>>
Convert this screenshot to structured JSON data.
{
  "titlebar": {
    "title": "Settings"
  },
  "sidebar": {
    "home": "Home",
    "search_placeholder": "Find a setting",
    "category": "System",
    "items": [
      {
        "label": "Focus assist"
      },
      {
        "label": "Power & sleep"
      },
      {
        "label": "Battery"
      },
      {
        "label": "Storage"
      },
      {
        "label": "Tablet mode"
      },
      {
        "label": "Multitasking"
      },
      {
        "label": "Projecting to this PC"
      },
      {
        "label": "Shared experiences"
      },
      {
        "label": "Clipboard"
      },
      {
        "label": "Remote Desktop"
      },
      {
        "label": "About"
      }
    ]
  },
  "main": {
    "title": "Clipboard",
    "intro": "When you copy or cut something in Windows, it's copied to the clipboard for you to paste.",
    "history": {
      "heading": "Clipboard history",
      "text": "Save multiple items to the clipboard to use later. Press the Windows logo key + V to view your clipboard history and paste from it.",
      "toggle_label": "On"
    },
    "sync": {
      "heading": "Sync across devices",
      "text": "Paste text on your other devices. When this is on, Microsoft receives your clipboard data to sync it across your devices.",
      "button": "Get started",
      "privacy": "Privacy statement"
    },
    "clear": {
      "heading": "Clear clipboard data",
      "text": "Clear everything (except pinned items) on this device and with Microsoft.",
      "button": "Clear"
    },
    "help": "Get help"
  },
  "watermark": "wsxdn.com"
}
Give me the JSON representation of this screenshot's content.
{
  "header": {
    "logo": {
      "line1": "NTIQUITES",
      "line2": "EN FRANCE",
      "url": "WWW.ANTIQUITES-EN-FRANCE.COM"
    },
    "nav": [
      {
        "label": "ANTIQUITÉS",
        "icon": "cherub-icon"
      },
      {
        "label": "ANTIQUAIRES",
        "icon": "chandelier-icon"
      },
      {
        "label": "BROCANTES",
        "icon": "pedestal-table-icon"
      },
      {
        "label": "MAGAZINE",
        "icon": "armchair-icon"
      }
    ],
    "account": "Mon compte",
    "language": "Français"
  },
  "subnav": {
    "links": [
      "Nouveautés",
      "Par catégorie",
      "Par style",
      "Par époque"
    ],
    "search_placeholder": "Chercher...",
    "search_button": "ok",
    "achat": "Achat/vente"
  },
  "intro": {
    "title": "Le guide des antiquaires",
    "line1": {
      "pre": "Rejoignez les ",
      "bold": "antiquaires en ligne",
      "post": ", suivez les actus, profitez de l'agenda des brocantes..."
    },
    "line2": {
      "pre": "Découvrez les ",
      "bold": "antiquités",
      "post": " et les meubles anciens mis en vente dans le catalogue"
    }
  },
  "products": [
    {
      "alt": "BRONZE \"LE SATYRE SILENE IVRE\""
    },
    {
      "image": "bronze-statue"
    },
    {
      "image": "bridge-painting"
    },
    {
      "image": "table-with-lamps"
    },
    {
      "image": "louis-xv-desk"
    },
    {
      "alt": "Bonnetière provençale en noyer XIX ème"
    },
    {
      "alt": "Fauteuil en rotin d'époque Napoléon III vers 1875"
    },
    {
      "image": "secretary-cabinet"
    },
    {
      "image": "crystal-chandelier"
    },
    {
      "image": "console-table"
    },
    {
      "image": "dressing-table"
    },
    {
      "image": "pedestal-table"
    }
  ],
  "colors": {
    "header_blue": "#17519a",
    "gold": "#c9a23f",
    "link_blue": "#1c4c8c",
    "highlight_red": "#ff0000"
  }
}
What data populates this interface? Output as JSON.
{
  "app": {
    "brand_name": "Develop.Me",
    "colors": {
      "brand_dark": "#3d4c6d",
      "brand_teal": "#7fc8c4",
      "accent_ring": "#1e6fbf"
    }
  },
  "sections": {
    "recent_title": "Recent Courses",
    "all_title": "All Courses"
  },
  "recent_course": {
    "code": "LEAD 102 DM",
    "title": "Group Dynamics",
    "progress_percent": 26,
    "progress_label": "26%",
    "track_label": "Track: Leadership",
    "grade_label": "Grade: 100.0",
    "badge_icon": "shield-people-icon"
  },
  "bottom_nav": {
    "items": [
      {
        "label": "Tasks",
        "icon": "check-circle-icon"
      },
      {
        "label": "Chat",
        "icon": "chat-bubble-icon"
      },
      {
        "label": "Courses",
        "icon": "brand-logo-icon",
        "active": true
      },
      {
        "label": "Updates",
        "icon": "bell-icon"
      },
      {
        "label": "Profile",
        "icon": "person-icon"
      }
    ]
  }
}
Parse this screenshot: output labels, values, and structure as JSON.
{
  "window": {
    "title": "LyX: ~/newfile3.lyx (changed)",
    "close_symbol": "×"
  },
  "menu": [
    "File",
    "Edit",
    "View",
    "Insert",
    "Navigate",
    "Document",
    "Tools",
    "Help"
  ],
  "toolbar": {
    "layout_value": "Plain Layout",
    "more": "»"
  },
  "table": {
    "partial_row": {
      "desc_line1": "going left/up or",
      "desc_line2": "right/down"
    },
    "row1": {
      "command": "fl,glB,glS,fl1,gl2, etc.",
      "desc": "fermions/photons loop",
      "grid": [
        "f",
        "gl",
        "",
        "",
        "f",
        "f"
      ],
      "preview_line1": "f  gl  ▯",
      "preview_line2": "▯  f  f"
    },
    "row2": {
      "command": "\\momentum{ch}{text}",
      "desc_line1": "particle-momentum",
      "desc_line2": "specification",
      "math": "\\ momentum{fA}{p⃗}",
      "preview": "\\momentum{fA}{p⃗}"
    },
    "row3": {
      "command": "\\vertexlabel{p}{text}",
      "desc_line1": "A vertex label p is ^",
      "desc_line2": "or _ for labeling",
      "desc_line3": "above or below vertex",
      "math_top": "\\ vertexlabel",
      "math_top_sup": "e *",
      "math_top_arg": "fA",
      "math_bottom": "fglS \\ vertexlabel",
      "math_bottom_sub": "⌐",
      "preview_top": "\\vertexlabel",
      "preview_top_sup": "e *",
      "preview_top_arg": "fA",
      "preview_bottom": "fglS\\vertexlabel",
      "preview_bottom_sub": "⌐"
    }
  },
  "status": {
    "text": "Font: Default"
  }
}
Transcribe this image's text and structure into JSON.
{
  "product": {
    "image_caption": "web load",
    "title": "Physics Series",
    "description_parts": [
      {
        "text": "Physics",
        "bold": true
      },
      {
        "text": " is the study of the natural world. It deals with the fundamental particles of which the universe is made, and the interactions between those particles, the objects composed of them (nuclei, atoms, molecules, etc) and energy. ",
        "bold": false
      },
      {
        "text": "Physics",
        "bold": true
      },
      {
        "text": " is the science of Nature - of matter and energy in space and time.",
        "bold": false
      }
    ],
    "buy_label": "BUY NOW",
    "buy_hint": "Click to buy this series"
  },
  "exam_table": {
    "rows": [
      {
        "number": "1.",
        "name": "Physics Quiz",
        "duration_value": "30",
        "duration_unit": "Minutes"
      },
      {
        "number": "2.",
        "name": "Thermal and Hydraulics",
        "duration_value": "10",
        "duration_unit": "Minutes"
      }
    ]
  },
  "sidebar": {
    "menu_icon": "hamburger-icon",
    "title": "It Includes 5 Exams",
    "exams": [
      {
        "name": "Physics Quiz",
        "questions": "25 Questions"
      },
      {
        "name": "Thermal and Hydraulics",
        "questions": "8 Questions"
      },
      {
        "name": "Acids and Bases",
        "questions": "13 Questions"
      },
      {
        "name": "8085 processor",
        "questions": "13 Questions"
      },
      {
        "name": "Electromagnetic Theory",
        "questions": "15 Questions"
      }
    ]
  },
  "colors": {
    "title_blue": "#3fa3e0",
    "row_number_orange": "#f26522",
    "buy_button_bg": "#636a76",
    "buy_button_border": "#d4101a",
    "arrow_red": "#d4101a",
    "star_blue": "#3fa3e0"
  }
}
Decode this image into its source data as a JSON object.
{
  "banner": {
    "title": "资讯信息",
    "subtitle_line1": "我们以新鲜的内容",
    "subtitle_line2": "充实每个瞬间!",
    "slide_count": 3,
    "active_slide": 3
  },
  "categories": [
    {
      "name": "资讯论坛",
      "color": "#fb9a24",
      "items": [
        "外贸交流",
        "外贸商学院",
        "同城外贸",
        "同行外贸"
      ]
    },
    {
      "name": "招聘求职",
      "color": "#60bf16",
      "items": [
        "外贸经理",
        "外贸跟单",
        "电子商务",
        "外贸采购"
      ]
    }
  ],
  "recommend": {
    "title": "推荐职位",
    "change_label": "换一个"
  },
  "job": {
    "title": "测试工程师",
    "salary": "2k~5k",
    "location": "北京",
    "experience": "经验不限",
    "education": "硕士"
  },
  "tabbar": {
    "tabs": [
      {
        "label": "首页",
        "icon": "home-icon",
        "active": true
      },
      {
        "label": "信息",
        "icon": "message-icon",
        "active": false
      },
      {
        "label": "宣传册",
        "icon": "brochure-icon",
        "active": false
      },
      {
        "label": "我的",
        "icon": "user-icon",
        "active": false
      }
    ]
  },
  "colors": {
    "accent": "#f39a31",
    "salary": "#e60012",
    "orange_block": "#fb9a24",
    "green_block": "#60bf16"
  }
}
<<
TASK BRIEF ▸ Review the material and copy each line in which the word "command" appears.

WRITTEN SOLUTION ▸
      "command": "fl,glB,glS,fl1,gl2, etc.",
      "command": "\\momentum{ch}{text}",
      "command": "\\vertexlabel{p}{text}",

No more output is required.